*SET TASK*: Repeat the data that follows, word for word, without the images.

Data excerpts

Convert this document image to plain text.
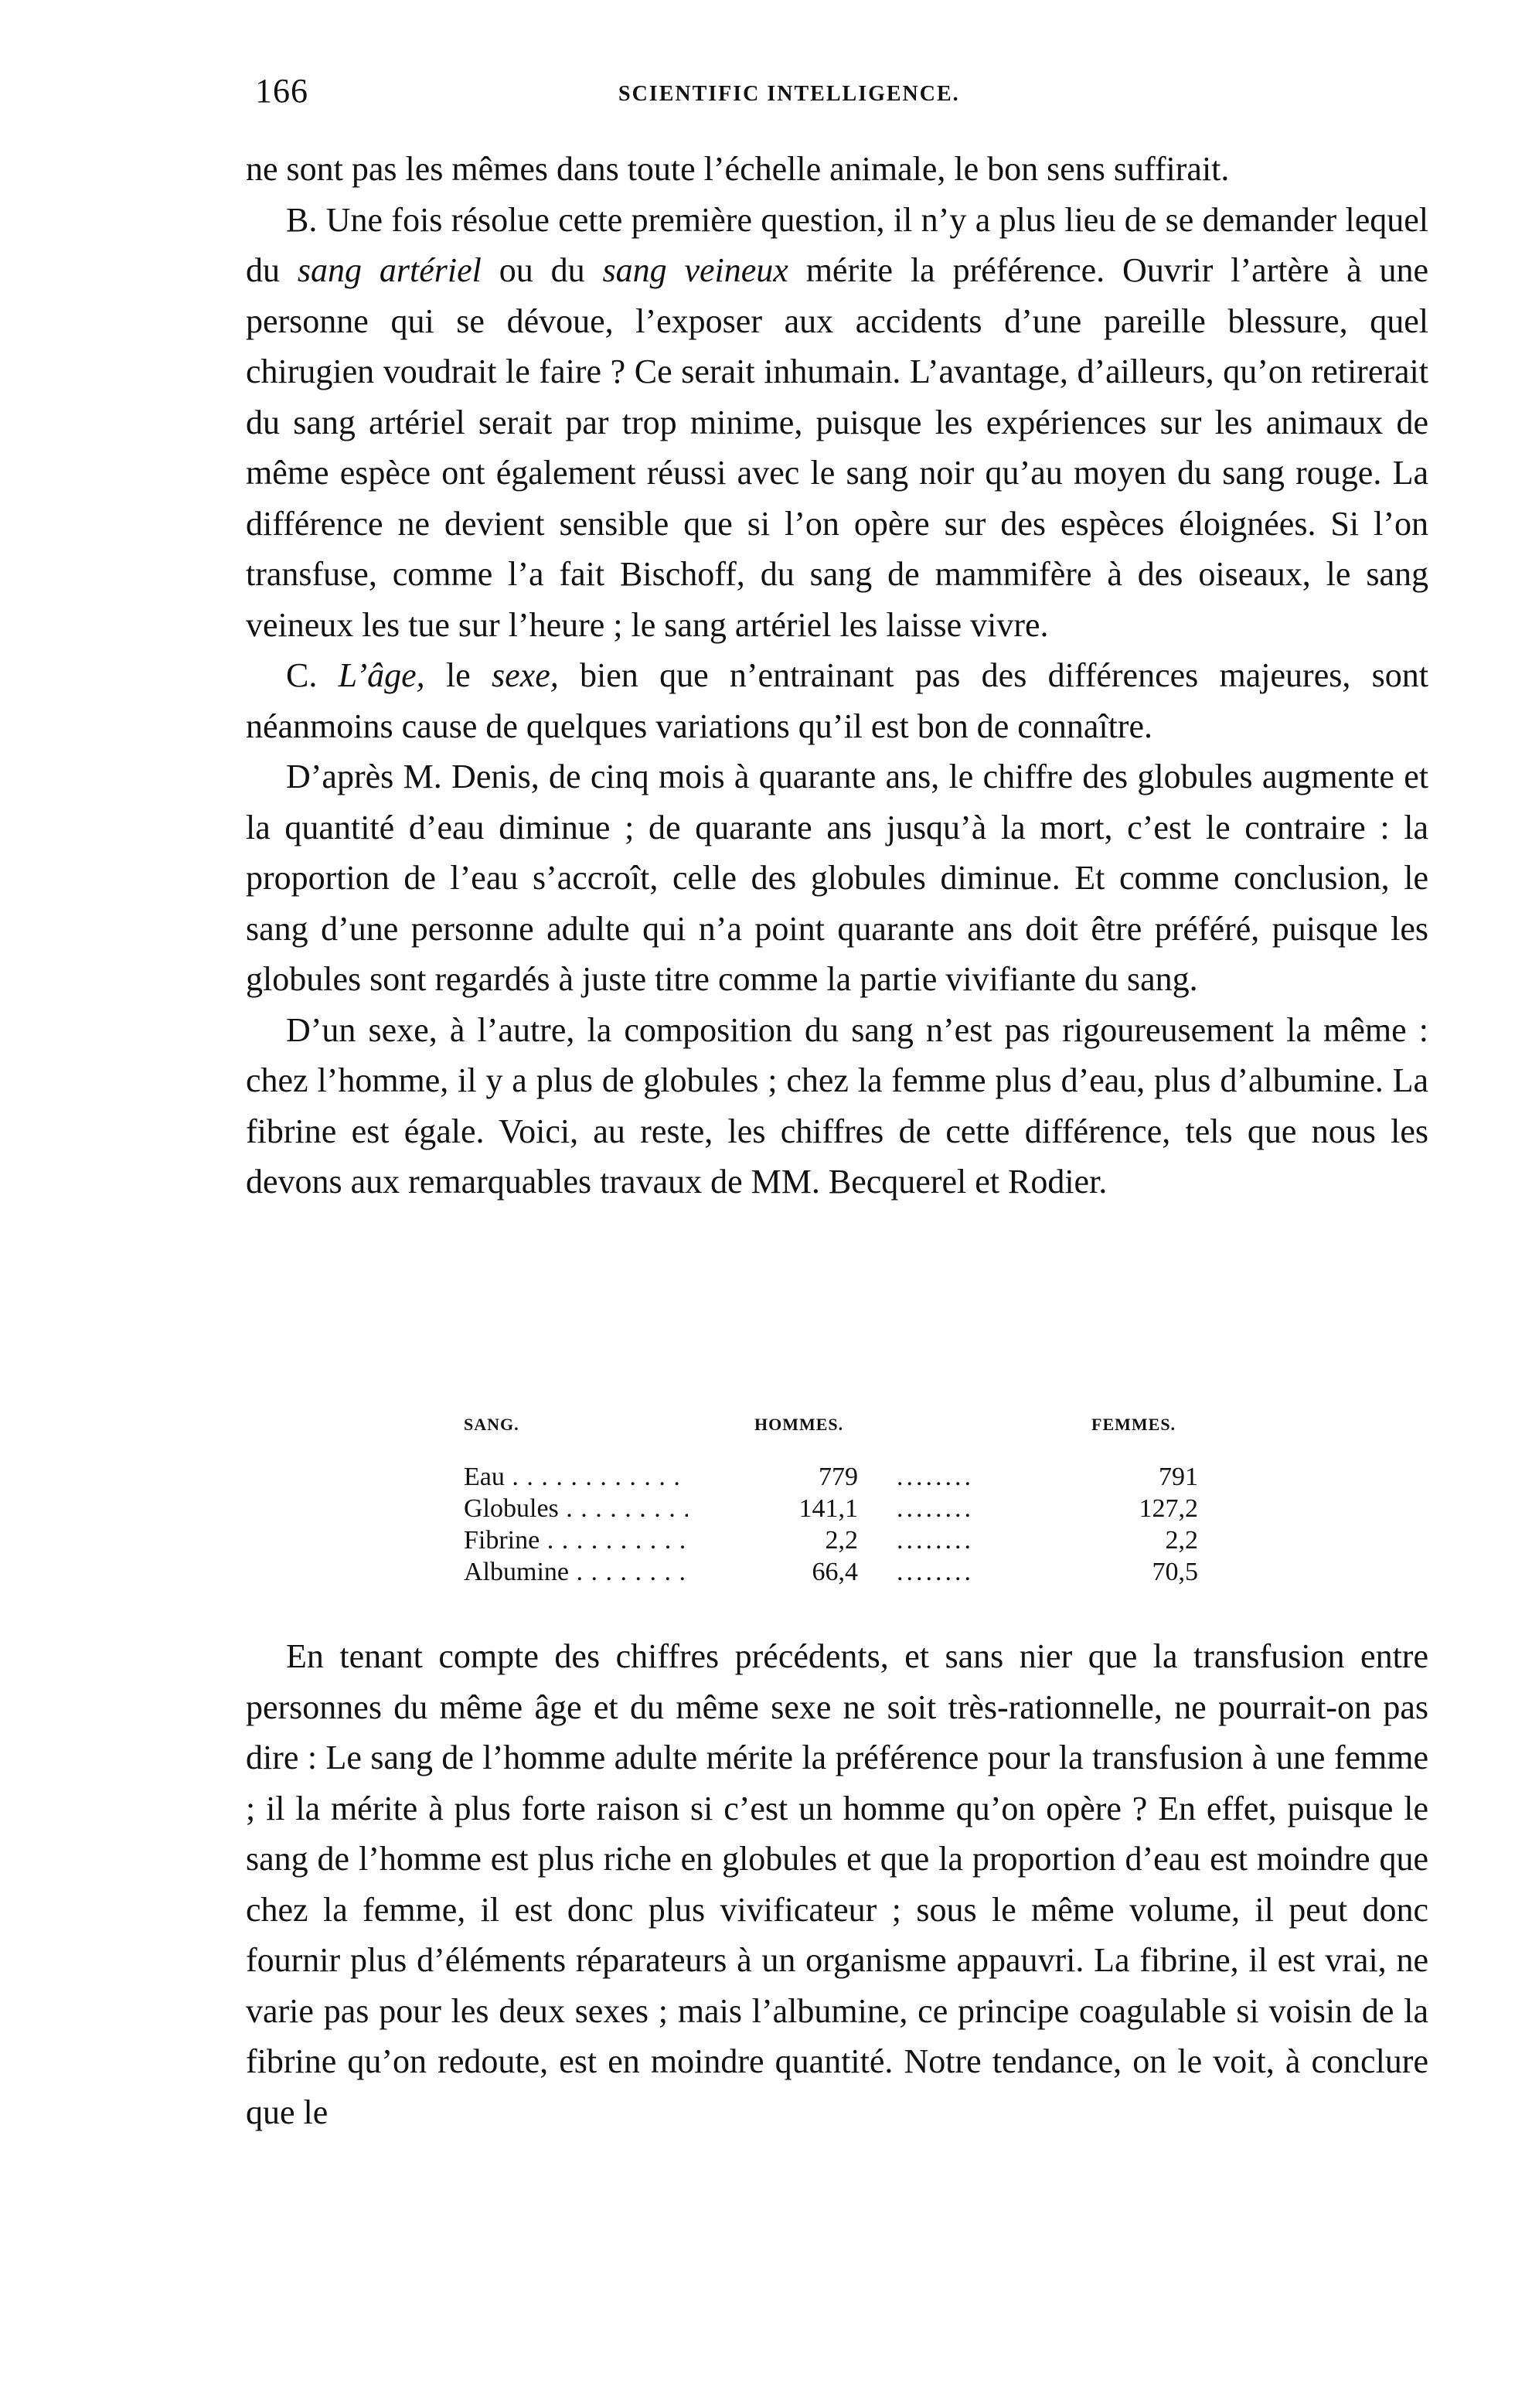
166	SCIENTIFIC INTELLIGENCE.

ne sont pas les mêmes dans toute l’échelle animale, le bon sens suffirait.

B. Une fois résolue cette première question, il n’y a plus lieu de se demander lequel du sang artériel ou du sang veineux mérite la préférence. Ouvrir l’artère à une personne qui se dévoue, l’exposer aux accidents d’une pareille blessure, quel chirugien voudrait le faire ? Ce serait inhumain. L’avantage, d’ailleurs, qu’on retirerait du sang artériel serait par trop minime, puisque les expériences sur les animaux de même espèce ont également réussi avec le sang noir qu’au moyen du sang rouge. La différence ne devient sensible que si l’on opère sur des espèces éloignées. Si l’on transfuse, comme l’a fait Bischoff, du sang de mammifère à des oiseaux, le sang veineux les tue sur l’heure ; le sang artériel les laisse vivre.

C. L’âge, le sexe, bien que n’entrainant pas des différences majeures, sont néanmoins cause de quelques variations qu’il est bon de connaître.

D’après M. Denis, de cinq mois à quarante ans, le chiffre des globules augmente et la quantité d’eau diminue ; de quarante ans jusqu’à la mort, c’est le contraire : la proportion de l’eau s’accroît, celle des globules diminue. Et comme conclusion, le sang d’une personne adulte qui n’a point quarante ans doit être préféré, puisque les globules sont regardés à juste titre comme la partie vivifiante du sang.

D’un sexe, à l’autre, la composition du sang n’est pas rigoureusement la même : chez l’homme, il y a plus de globules ; chez la femme plus d’eau, plus d’albumine. La fibrine est égale. Voici, au reste, les chiffres de cette différence, tels que nous les devons aux remarquables travaux de MM. Becquerel et Rodier.

SANG.	HOMMES.	FEMMES.
Eau . . .	779 ........	791
Globules . . .	141,1 ........	127,2
Fibrine . . .	2,2 ........	2,2
Albumine . . .	66,4 ........	70,5

En tenant compte des chiffres précédents, et sans nier que la transfusion entre personnes du même âge et du même sexe ne soit très-rationnelle, ne pourrait-on pas dire : Le sang de l’homme adulte mérite la préférence pour la transfusion à une femme ; il la mérite à plus forte raison si c’est un homme qu’on opère ? En effet, puisque le sang de l’homme est plus riche en globules et que la proportion d’eau est moindre que chez la femme, il est donc plus vivificateur ; sous le même volume, il peut donc fournir plus d’éléments réparateurs à un organisme appauvri. La fibrine, il est vrai, ne varie pas pour les deux sexes ; mais l’albumine, ce principe coagulable si voisin de la fibrine qu’on redoute, est en moindre quantité. Notre tendance, on le voit, à conclure que le
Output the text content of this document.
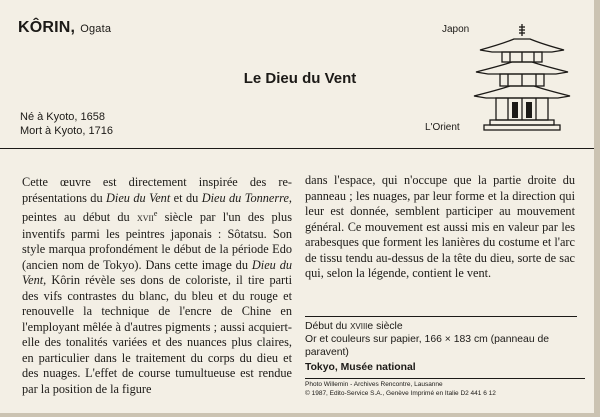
KÔRIN, Ogata
Né à Kyoto, 1658
Mort à Kyoto, 1716
Le Dieu du Vent
Japon
L'Orient

Cette œuvre est directement inspirée des re- présentations du Dieu du Vent et du Dieu du Tonnerre, peintes au début du XVIIe siècle par l'un des plus inventifs parmi les peintres japonais : Sôtatsu. Son style marqua profondément le début de la période Edo (ancien nom de Tokyo). Dans cette image du Dieu du Vent, Kôrin révèle ses dons de coloriste, il tire parti des vifs contrastes du blanc, du bleu et du rouge et renouvelle la technique de l'encre de Chine en l'employant mêlée à d'autres pigments ; aussi acquiert-elle des tonalités variées et des nuances plus claires, en particulier dans le traitement du corps du dieu et des nuages. L'effet de course tumultueuse est rendue par la position de la figure

dans l'espace, qui n'occupe que la partie droite du panneau ; les nuages, par leur forme et la direction qui leur est donnée, semblent participer au mouvement général. Ce mouvement est aussi mis en valeur par les arabesques que forment les lanières du costume et l'arc de tissu tendu au-dessus de la tête du dieu, sorte de sac qui, selon la légende, contient le vent.

Début du XVIIIe siècle
Or et couleurs sur papier, 166 × 183 cm (panneau de paravent)
Tokyo, Musée national
Photo Willemin - Archives Rencontre, Lausanne
© 1987, Edito-Service S.A., Genève Imprimé en Italie D2 441 6 12
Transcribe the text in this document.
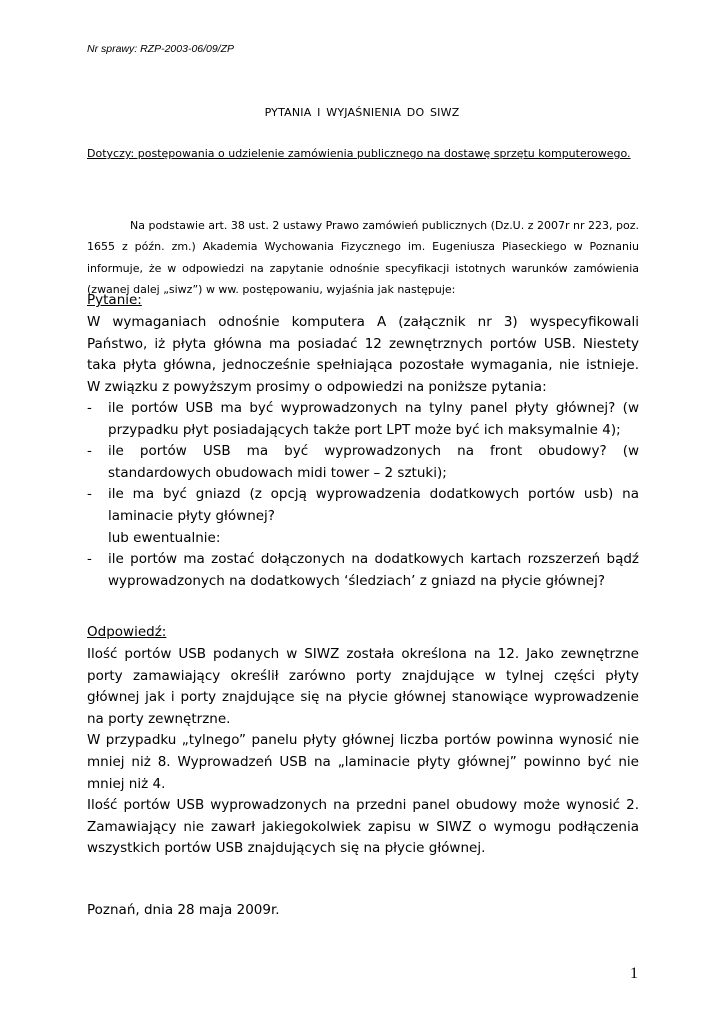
Nr sprawy: RZP-2003-06/09/ZP
PYTANIA I WYJAŚNIENIA DO SIWZ
Dotyczy: postępowania o udzielenie zamówienia publicznego na dostawę sprzętu komputerowego.
Na podstawie art. 38 ust. 2 ustawy Prawo zamówień publicznych (Dz.U. z 2007r nr 223, poz. 1655 z późn. zm.) Akademia Wychowania Fizycznego im. Eugeniusza Piaseckiego w Poznaniu informuje, że w odpowiedzi na zapytanie odnośnie specyfikacji istotnych warunków zamówienia (zwanej dalej „siwz”) w ww. postępowaniu, wyjaśnia jak następuje:
Pytanie:

W wymaganiach odnośnie komputera A (załącznik nr 3) wyspecyfikowali Państwo, iż płyta główna ma posiadać 12 zewnętrznych portów USB. Niestety taka płyta główna, jednocześnie spełniająca pozostałe wymagania, nie istnieje. W związku z powyższym prosimy o odpowiedzi na poniższe pytania:

- ile portów USB ma być wyprowadzonych na tylny panel płyty głównej? (w przypadku płyt posiadających także port LPT może być ich maksymalnie 4);
- ile portów USB ma być wyprowadzonych na front obudowy? (w standardowych obudowach midi tower – 2 sztuki);
- ile ma być gniazd (z opcją wyprowadzenia dodatkowych portów usb) na laminacie płyty głównej?
lub ewentualnie:
- ile portów ma zostać dołączonych na dodatkowych kartach rozszerzeń bądź wyprowadzonych na dodatkowych ‘śledziach’ z gniazd na płycie głównej?
Odpowiedź:

Ilość portów USB podanych w SIWZ została określona na 12. Jako zewnętrzne porty zamawiający określił zarówno porty znajdujące w tylnej części płyty głównej jak i porty znajdujące się na płycie głównej stanowiące wyprowadzenie na porty zewnętrzne.

W przypadku „tylnego” panelu płyty głównej liczba portów powinna wynosić nie mniej niż 8. Wyprowadzeń USB na „laminacie płyty głównej” powinno być nie mniej niż 4.

Ilość portów USB wyprowadzonych na przedni panel obudowy może wynosić 2. Zamawiający nie zawarł jakiegokolwiek zapisu w SIWZ o wymogu podłączenia wszystkich portów USB znajdujących się na płycie głównej.

Poznań, dnia 28 maja 2009r.
1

*TASK RESULT*:
Convert this document image to plain text.
166	SCIENTIFIC INTELLIGENCE.

ne sont pas les mêmes dans toute l’échelle animale, le bon sens suffirait.

B. Une fois résolue cette première question, il n’y a plus lieu de se demander lequel du sang artériel ou du sang veineux mérite la préférence. Ouvrir l’artère à une personne qui se dévoue, l’exposer aux accidents d’une pareille blessure, quel chirugien voudrait le faire ? Ce serait inhumain. L’avantage, d’ailleurs, qu’on retirerait du sang artériel serait par trop minime, puisque les expériences sur les animaux de même espèce ont également réussi avec le sang noir qu’au moyen du sang rouge. La différence ne devient sensible que si l’on opère sur des espèces éloignées. Si l’on transfuse, comme l’a fait Bischoff, du sang de mammifère à des oiseaux, le sang veineux les tue sur l’heure ; le sang artériel les laisse vivre.

C. L’âge, le sexe, bien que n’entrainant pas des différences majeures, sont néanmoins cause de quelques variations qu’il est bon de connaître.

D’après M. Denis, de cinq mois à quarante ans, le chiffre des globules augmente et la quantité d’eau diminue ; de quarante ans jusqu’à la mort, c’est le contraire : la proportion de l’eau s’accroît, celle des globules diminue. Et comme conclusion, le sang d’une personne adulte qui n’a point quarante ans doit être préféré, puisque les globules sont regardés à juste titre comme la partie vivifiante du sang.

D’un sexe, à l’autre, la composition du sang n’est pas rigoureusement la même : chez l’homme, il y a plus de globules ; chez la femme plus d’eau, plus d’albumine. La fibrine est égale. Voici, au reste, les chiffres de cette différence, tels que nous les devons aux remarquables travaux de MM. Becquerel et Rodier.

SANG.	HOMMES.	FEMMES.
Eau . . .	779 ........	791
Globules . . .	141,1 ........	127,2
Fibrine . . .	2,2 ........	2,2
Albumine . . .	66,4 ........	70,5

En tenant compte des chiffres précédents, et sans nier que la transfusion entre personnes du même âge et du même sexe ne soit très-rationnelle, ne pourrait-on pas dire : Le sang de l’homme adulte mérite la préférence pour la transfusion à une femme ; il la mérite à plus forte raison si c’est un homme qu’on opère ? En effet, puisque le sang de l’homme est plus riche en globules et que la proportion d’eau est moindre que chez la femme, il est donc plus vivificateur ; sous le même volume, il peut donc fournir plus d’éléments réparateurs à un organisme appauvri. La fibrine, il est vrai, ne varie pas pour les deux sexes ; mais l’albumine, ce principe coagulable si voisin de la fibrine qu’on redoute, est en moindre quantité. Notre tendance, on le voit, à conclure que le
Output the text content of this document.
KÔRIN, Ogata
Né à Kyoto, 1658
Mort à Kyoto, 1716
Le Dieu du Vent
Japon
L'Orient

Cette œuvre est directement inspirée des re- présentations du Dieu du Vent et du Dieu du Tonnerre, peintes au début du XVIIe siècle par l'un des plus inventifs parmi les peintres japonais : Sôtatsu. Son style marqua profondément le début de la période Edo (ancien nom de Tokyo). Dans cette image du Dieu du Vent, Kôrin révèle ses dons de coloriste, il tire parti des vifs contrastes du blanc, du bleu et du rouge et renouvelle la technique de l'encre de Chine en l'employant mêlée à d'autres pigments ; aussi acquiert-elle des tonalités variées et des nuances plus claires, en particulier dans le traitement du corps du dieu et des nuages. L'effet de course tumultueuse est rendue par la position de la figure

dans l'espace, qui n'occupe que la partie droite du panneau ; les nuages, par leur forme et la direction qui leur est donnée, semblent participer au mouvement général. Ce mouvement est aussi mis en valeur par les arabesques que forment les lanières du costume et l'arc de tissu tendu au-dessus de la tête du dieu, sorte de sac qui, selon la légende, contient le vent.

Début du XVIIIe siècle
Or et couleurs sur papier, 166 × 183 cm (panneau de paravent)
Tokyo, Musée national
Photo Willemin - Archives Rencontre, Lausanne
© 1987, Edito-Service S.A., Genève Imprimé en Italie D2 441 6 12
Transcribe the text in this document.
Nr sprawy: RZP-2003-06/09/ZP
PYTANIA I WYJAŚNIENIA DO SIWZ
Dotyczy: postępowania o udzielenie zamówienia publicznego na dostawę sprzętu komputerowego.
Na podstawie art. 38 ust. 2 ustawy Prawo zamówień publicznych (Dz.U. z 2007r nr 223, poz. 1655 z późn. zm.) Akademia Wychowania Fizycznego im. Eugeniusza Piaseckiego w Poznaniu informuje, że w odpowiedzi na zapytanie odnośnie specyfikacji istotnych warunków zamówienia (zwanej dalej „siwz”) w ww. postępowaniu, wyjaśnia jak następuje:
Pytanie:

W wymaganiach odnośnie komputera A (załącznik nr 3) wyspecyfikowali Państwo, iż płyta główna ma posiadać 12 zewnętrznych portów USB. Niestety taka płyta główna, jednocześnie spełniająca pozostałe wymagania, nie istnieje. W związku z powyższym prosimy o odpowiedzi na poniższe pytania:

- ile portów USB ma być wyprowadzonych na tylny panel płyty głównej? (w przypadku płyt posiadających także port LPT może być ich maksymalnie 4);
- ile portów USB ma być wyprowadzonych na front obudowy? (w standardowych obudowach midi tower – 2 sztuki);
- ile ma być gniazd (z opcją wyprowadzenia dodatkowych portów usb) na laminacie płyty głównej?
lub ewentualnie:
- ile portów ma zostać dołączonych na dodatkowych kartach rozszerzeń bądź wyprowadzonych na dodatkowych ‘śledziach’ z gniazd na płycie głównej?
Odpowiedź:

Ilość portów USB podanych w SIWZ została określona na 12. Jako zewnętrzne porty zamawiający określił zarówno porty znajdujące w tylnej części płyty głównej jak i porty znajdujące się na płycie głównej stanowiące wyprowadzenie na porty zewnętrzne.

W przypadku „tylnego” panelu płyty głównej liczba portów powinna wynosić nie mniej niż 8. Wyprowadzeń USB na „laminacie płyty głównej” powinno być nie mniej niż 4.

Ilość portów USB wyprowadzonych na przedni panel obudowy może wynosić 2. Zamawiający nie zawarł jakiegokolwiek zapisu w SIWZ o wymogu podłączenia wszystkich portów USB znajdujących się na płycie głównej.

Poznań, dnia 28 maja 2009r.
1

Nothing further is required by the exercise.